STATED GOAL
In the listing below, identify each line with the word "last" and return those lines.

====== ENTRIES

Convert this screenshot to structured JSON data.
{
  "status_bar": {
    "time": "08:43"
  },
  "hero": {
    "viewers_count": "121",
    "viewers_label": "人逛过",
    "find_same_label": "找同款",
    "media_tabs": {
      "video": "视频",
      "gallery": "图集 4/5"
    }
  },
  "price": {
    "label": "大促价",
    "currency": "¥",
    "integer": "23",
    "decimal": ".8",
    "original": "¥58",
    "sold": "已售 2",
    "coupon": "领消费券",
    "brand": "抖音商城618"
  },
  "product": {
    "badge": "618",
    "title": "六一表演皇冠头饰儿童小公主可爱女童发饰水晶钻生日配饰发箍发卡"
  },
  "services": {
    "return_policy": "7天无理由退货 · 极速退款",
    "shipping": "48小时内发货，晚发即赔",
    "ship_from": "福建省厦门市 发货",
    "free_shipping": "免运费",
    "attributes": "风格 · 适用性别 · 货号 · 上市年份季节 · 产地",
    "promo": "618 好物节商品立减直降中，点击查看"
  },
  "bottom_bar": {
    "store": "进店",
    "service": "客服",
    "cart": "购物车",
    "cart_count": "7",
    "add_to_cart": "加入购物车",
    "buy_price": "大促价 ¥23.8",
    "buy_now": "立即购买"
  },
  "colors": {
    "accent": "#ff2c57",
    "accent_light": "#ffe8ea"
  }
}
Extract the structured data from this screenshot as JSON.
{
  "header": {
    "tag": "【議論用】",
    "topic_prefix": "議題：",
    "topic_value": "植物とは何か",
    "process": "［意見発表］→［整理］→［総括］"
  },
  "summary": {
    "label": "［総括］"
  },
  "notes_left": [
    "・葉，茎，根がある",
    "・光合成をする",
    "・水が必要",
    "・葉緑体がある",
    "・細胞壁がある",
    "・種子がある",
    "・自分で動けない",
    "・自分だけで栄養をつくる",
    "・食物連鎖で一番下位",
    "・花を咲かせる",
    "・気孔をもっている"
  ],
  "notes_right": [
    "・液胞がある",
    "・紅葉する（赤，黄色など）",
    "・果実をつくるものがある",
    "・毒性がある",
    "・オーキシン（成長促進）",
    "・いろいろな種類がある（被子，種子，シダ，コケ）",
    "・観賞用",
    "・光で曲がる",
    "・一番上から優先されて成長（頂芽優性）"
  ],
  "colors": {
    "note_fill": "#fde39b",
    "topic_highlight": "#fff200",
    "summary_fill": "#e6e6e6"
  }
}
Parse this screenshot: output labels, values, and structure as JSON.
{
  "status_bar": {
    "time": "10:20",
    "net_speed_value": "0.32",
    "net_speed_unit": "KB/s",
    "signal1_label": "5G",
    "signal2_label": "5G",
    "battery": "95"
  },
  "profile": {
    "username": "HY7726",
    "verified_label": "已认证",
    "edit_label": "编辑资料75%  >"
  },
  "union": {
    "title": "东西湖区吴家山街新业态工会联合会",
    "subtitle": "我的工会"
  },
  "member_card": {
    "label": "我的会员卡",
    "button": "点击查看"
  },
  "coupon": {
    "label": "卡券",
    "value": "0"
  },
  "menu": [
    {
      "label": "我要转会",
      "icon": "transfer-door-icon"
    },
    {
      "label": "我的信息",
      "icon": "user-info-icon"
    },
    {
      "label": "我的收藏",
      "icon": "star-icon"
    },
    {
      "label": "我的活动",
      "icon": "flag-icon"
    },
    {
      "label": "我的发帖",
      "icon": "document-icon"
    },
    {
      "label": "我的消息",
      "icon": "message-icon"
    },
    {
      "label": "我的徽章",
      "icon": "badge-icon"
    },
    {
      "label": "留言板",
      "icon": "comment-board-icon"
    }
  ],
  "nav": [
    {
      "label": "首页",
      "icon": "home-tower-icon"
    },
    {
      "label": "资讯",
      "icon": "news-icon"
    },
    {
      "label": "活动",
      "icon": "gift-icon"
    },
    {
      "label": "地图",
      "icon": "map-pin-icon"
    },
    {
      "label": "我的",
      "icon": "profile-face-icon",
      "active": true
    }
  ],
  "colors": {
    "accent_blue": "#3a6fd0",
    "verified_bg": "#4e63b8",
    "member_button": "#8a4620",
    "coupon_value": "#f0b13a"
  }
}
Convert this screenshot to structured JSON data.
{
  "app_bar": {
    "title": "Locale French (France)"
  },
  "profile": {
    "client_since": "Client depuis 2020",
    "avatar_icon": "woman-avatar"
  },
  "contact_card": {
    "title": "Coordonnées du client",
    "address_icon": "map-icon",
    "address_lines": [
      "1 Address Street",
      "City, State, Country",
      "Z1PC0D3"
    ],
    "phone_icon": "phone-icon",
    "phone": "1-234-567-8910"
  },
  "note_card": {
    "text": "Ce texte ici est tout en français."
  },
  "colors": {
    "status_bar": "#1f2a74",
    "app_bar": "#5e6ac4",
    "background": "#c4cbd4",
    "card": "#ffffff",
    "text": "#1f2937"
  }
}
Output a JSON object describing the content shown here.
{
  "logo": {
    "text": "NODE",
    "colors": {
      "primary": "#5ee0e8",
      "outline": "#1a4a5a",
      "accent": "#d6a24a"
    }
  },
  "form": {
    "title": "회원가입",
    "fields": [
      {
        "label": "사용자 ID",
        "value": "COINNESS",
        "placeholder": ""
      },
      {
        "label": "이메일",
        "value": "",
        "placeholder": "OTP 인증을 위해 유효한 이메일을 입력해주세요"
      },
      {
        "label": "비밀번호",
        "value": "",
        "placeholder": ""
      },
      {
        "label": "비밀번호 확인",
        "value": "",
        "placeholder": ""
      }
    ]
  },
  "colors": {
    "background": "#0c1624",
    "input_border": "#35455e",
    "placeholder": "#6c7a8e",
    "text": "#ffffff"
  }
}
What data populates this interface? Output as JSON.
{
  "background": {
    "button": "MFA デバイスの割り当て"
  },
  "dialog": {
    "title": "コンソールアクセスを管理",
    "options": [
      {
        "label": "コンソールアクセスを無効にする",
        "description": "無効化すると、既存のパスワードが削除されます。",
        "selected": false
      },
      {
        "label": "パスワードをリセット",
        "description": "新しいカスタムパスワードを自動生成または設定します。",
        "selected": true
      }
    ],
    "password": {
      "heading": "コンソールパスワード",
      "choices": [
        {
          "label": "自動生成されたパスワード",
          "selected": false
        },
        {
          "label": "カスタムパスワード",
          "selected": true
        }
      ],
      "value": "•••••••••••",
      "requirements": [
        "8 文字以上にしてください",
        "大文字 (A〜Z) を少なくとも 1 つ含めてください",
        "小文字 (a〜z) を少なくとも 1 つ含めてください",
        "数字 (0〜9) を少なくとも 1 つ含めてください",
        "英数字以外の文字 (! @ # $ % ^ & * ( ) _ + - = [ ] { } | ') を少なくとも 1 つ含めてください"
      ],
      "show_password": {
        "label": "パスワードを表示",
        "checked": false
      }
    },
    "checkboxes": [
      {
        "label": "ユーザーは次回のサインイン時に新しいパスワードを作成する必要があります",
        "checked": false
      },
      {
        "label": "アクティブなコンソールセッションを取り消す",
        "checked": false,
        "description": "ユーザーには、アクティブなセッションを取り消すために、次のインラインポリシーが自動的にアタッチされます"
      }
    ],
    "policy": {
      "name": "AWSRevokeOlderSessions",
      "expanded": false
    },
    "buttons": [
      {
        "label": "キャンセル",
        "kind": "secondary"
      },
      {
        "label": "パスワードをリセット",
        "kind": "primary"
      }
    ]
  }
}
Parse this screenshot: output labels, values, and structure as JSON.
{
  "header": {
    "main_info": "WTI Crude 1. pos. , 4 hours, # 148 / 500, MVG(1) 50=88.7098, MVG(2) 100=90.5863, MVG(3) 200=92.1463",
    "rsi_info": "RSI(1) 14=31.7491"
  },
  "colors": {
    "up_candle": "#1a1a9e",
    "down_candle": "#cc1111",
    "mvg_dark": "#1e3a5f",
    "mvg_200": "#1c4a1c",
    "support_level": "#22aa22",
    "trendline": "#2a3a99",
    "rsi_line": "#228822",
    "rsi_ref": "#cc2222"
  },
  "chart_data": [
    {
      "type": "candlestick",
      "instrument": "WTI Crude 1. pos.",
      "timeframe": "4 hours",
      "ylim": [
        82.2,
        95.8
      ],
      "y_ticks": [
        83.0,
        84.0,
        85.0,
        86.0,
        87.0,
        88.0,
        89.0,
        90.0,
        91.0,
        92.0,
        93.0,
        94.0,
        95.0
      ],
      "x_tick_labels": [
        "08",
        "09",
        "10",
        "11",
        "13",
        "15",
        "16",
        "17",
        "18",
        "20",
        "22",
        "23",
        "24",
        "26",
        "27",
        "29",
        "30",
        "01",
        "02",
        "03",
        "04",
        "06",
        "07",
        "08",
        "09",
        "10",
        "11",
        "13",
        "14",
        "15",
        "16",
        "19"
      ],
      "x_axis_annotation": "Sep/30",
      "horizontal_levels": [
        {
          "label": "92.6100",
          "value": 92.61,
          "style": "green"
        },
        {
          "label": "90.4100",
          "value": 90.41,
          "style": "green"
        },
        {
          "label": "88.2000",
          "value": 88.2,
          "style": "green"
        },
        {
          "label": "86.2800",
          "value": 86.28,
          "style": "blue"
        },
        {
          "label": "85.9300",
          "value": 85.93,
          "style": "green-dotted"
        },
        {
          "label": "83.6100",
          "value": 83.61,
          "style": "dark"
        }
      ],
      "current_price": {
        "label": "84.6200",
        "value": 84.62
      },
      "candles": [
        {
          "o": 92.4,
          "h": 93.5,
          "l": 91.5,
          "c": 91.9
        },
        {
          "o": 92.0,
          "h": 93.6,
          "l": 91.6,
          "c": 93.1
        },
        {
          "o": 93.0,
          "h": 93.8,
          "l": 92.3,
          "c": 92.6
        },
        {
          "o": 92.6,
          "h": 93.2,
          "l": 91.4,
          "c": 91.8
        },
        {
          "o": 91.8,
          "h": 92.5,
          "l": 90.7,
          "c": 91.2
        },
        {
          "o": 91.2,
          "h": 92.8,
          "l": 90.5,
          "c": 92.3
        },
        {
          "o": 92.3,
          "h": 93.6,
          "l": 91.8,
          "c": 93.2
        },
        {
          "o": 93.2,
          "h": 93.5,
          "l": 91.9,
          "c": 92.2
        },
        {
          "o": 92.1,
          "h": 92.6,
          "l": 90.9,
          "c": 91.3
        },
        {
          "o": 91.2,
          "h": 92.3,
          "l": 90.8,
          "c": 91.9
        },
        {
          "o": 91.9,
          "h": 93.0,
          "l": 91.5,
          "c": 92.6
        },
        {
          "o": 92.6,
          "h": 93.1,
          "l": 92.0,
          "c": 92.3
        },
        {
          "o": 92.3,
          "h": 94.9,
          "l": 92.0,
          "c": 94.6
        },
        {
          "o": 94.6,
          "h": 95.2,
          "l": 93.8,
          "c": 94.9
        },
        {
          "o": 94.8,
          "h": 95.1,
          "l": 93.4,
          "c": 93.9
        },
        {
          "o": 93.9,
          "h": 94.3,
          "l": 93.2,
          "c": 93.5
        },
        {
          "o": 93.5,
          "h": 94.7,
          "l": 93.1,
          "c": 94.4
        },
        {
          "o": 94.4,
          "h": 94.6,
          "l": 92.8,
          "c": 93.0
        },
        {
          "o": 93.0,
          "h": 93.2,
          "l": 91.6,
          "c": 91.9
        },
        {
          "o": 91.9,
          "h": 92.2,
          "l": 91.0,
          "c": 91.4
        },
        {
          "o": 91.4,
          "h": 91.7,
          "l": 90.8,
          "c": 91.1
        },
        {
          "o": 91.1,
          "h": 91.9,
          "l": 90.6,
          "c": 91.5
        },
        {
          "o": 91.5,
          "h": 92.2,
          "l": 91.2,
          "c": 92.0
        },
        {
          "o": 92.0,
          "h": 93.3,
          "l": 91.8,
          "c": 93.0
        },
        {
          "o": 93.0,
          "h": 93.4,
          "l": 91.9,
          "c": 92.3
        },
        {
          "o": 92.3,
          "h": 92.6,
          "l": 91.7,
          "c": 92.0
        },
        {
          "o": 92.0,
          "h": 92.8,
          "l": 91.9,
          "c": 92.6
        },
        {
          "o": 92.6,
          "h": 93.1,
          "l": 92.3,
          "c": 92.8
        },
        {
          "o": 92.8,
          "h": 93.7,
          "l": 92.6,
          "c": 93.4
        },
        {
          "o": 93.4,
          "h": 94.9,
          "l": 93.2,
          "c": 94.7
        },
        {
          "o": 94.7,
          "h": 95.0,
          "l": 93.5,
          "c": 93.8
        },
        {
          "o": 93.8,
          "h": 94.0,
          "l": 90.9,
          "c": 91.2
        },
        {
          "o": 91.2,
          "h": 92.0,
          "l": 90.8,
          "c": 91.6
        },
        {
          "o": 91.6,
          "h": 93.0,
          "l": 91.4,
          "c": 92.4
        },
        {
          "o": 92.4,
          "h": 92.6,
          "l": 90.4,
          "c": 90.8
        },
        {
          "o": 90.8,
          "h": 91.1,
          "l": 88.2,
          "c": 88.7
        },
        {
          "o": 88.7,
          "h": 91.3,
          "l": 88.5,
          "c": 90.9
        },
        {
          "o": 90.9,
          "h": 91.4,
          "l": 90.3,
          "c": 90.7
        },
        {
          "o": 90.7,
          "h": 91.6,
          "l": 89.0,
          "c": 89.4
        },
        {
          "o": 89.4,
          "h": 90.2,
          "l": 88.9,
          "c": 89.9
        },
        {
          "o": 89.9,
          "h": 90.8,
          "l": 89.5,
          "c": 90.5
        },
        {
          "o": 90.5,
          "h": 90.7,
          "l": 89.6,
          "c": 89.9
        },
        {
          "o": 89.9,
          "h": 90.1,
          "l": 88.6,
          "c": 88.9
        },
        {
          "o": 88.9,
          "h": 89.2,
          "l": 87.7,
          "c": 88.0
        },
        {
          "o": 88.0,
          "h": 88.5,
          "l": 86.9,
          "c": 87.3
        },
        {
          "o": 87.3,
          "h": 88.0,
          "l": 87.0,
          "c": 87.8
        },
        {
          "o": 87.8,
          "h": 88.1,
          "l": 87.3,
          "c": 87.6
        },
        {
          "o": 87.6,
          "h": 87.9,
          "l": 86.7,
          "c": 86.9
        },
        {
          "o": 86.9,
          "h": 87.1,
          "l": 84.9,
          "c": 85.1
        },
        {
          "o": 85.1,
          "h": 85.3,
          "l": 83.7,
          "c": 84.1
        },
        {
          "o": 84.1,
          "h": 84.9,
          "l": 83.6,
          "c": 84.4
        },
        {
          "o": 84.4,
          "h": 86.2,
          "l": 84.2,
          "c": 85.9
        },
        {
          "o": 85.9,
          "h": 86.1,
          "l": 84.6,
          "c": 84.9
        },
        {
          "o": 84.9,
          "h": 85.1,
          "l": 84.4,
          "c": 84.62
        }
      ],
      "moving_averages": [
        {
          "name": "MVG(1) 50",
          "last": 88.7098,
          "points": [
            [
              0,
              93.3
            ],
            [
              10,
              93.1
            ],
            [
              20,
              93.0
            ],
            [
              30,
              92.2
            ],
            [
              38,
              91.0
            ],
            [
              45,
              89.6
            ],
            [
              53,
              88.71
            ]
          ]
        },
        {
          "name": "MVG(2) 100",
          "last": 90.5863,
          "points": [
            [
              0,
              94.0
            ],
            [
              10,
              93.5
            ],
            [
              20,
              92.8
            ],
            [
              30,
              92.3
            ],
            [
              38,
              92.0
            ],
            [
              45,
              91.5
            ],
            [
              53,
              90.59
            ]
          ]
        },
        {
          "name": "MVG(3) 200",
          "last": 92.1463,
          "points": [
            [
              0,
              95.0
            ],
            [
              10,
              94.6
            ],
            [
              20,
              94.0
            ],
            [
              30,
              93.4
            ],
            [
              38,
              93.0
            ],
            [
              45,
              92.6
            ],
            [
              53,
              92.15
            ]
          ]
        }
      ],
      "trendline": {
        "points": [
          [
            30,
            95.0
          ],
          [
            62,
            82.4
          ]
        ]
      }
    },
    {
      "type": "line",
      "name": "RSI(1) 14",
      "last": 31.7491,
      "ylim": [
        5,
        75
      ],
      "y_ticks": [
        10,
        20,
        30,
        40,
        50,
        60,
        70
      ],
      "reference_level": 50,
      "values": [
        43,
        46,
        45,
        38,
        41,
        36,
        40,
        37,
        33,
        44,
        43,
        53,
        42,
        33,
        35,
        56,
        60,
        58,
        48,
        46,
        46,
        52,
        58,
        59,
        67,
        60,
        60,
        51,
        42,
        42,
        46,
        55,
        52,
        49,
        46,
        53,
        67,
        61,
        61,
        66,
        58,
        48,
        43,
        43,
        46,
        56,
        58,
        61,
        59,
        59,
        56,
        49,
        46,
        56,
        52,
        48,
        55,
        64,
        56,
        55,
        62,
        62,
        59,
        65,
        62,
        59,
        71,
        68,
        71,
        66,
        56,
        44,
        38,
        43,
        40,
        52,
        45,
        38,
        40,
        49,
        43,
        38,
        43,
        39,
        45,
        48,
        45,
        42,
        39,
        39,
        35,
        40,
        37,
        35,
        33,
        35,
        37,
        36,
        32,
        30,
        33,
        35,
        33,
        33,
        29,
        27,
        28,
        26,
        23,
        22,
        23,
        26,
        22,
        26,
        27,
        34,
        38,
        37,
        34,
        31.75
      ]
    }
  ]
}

============

WRITTEN REPLY
          "last": 88.7098,
          "last": 90.5863,
          "last": 92.1463,
      "last": 31.7491,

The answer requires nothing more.